- **TASK OBJECTIVE**: Copy the data below word for word, line by line.

- **ENTRIES SHOWN**:
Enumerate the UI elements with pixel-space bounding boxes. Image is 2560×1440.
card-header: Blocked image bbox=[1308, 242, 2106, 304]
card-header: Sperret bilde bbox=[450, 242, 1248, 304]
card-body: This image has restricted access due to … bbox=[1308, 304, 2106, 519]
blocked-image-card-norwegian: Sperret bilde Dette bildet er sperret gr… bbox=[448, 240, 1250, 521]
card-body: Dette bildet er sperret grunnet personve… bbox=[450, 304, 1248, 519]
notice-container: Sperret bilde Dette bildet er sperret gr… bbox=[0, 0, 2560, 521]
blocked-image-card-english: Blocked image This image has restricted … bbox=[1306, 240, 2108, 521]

- **FINAL RESULT**:
Enumerate the UI elements with pixel-space bounding boxes. Image is 2560×1440.
card-header: Blocked image bbox=[1308, 242, 2106, 304]
card-header: Sperret bilde bbox=[450, 242, 1248, 304]
card-body: This image has restricted access due to … bbox=[1308, 304, 2106, 519]
blocked-image-card-norwegian: Sperret bilde Dette bildet er sperret gr… bbox=[448, 240, 1250, 521]
card-body: Dette bildet er sperret grunnet personve… bbox=[450, 304, 1248, 519]
notice-container: Sperret bilde Dette bildet er sperret gr… bbox=[0, 0, 2560, 521]
blocked-image-card-english: Blocked image This image has restricted … bbox=[1306, 240, 2108, 521]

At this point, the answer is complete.